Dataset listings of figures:
****************

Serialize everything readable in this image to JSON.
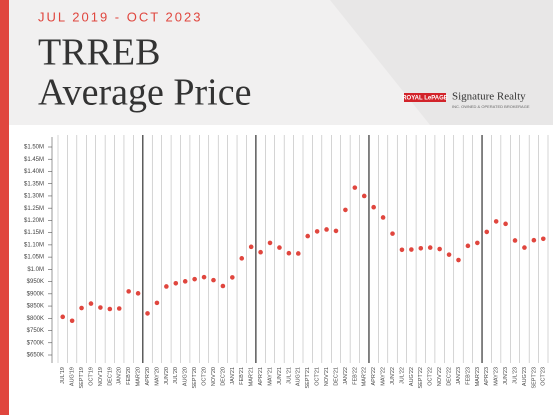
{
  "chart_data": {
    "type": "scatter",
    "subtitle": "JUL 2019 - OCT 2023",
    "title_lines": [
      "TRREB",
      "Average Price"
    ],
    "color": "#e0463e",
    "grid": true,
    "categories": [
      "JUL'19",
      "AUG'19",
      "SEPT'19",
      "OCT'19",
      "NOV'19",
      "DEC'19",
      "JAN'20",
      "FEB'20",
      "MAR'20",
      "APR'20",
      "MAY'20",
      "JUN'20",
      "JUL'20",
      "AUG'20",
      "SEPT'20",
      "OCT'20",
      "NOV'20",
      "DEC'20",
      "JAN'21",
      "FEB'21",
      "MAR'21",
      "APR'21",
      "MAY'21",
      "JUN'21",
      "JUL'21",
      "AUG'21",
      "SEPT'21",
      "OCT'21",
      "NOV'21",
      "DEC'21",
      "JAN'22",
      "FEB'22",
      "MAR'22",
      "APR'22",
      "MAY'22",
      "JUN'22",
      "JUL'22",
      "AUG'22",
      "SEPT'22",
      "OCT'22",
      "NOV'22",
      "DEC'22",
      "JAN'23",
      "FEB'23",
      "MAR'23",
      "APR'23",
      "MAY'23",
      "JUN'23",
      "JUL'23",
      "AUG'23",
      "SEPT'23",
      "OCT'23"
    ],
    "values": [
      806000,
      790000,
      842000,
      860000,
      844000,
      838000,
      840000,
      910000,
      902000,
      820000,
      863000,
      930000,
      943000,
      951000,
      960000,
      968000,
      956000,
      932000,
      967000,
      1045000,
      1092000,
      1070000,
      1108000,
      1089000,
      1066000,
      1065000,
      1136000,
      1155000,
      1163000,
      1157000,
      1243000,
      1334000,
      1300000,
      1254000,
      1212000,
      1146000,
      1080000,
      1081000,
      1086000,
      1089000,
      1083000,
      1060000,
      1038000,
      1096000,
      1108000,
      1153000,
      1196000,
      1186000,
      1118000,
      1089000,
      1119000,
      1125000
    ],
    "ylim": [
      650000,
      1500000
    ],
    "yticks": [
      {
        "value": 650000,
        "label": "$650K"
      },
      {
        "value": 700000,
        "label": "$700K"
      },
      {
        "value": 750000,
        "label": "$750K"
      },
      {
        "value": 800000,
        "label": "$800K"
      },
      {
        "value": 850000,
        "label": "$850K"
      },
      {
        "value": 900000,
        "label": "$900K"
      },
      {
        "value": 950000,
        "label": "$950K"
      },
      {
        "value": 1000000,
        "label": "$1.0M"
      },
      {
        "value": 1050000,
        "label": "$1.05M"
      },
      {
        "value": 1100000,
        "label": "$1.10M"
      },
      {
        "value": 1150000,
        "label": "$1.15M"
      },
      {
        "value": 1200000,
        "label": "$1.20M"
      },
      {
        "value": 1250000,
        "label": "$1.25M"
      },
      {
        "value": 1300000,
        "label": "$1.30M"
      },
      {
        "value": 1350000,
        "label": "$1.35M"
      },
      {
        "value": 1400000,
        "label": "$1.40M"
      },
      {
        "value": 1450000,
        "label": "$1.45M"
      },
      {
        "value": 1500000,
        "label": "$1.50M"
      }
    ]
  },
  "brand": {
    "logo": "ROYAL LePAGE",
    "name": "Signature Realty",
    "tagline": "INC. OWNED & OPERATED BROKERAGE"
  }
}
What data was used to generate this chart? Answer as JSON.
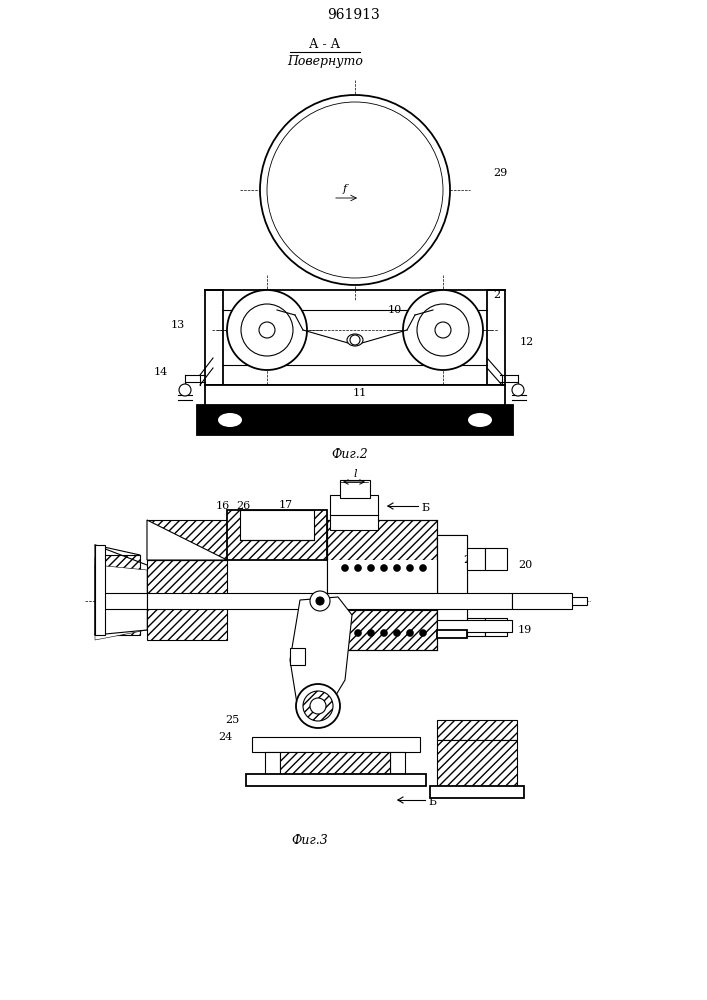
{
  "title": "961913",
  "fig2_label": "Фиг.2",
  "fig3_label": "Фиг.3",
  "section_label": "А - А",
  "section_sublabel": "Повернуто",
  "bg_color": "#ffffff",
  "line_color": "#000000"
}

****************

WRITTEN TASK: Omit the pictures and reproduce the listing exactly.

RESPONSE:
Serialize everything readable in this image to JSON.
{
  "chart_data": {
    "type": "scatter",
    "subtitle": "JUL 2019 - OCT 2023",
    "title_lines": [
      "TRREB",
      "Average Price"
    ],
    "color": "#e0463e",
    "grid": true,
    "categories": [
      "JUL'19",
      "AUG'19",
      "SEPT'19",
      "OCT'19",
      "NOV'19",
      "DEC'19",
      "JAN'20",
      "FEB'20",
      "MAR'20",
      "APR'20",
      "MAY'20",
      "JUN'20",
      "JUL'20",
      "AUG'20",
      "SEPT'20",
      "OCT'20",
      "NOV'20",
      "DEC'20",
      "JAN'21",
      "FEB'21",
      "MAR'21",
      "APR'21",
      "MAY'21",
      "JUN'21",
      "JUL'21",
      "AUG'21",
      "SEPT'21",
      "OCT'21",
      "NOV'21",
      "DEC'21",
      "JAN'22",
      "FEB'22",
      "MAR'22",
      "APR'22",
      "MAY'22",
      "JUN'22",
      "JUL'22",
      "AUG'22",
      "SEPT'22",
      "OCT'22",
      "NOV'22",
      "DEC'22",
      "JAN'23",
      "FEB'23",
      "MAR'23",
      "APR'23",
      "MAY'23",
      "JUN'23",
      "JUL'23",
      "AUG'23",
      "SEPT'23",
      "OCT'23"
    ],
    "values": [
      806000,
      790000,
      842000,
      860000,
      844000,
      838000,
      840000,
      910000,
      902000,
      820000,
      863000,
      930000,
      943000,
      951000,
      960000,
      968000,
      956000,
      932000,
      967000,
      1045000,
      1092000,
      1070000,
      1108000,
      1089000,
      1066000,
      1065000,
      1136000,
      1155000,
      1163000,
      1157000,
      1243000,
      1334000,
      1300000,
      1254000,
      1212000,
      1146000,
      1080000,
      1081000,
      1086000,
      1089000,
      1083000,
      1060000,
      1038000,
      1096000,
      1108000,
      1153000,
      1196000,
      1186000,
      1118000,
      1089000,
      1119000,
      1125000
    ],
    "ylim": [
      650000,
      1500000
    ],
    "yticks": [
      {
        "value": 650000,
        "label": "$650K"
      },
      {
        "value": 700000,
        "label": "$700K"
      },
      {
        "value": 750000,
        "label": "$750K"
      },
      {
        "value": 800000,
        "label": "$800K"
      },
      {
        "value": 850000,
        "label": "$850K"
      },
      {
        "value": 900000,
        "label": "$900K"
      },
      {
        "value": 950000,
        "label": "$950K"
      },
      {
        "value": 1000000,
        "label": "$1.0M"
      },
      {
        "value": 1050000,
        "label": "$1.05M"
      },
      {
        "value": 1100000,
        "label": "$1.10M"
      },
      {
        "value": 1150000,
        "label": "$1.15M"
      },
      {
        "value": 1200000,
        "label": "$1.20M"
      },
      {
        "value": 1250000,
        "label": "$1.25M"
      },
      {
        "value": 1300000,
        "label": "$1.30M"
      },
      {
        "value": 1350000,
        "label": "$1.35M"
      },
      {
        "value": 1400000,
        "label": "$1.40M"
      },
      {
        "value": 1450000,
        "label": "$1.45M"
      },
      {
        "value": 1500000,
        "label": "$1.50M"
      }
    ]
  },
  "brand": {
    "logo": "ROYAL LePAGE",
    "name": "Signature Realty",
    "tagline": "INC. OWNED & OPERATED BROKERAGE"
  }
}
What data was used to generate this chart? Answer as JSON.
{
  "title": "961913",
  "fig2_label": "Фиг.2",
  "fig3_label": "Фиг.3",
  "section_label": "А - А",
  "section_sublabel": "Повернуто",
  "bg_color": "#ffffff",
  "line_color": "#000000"
}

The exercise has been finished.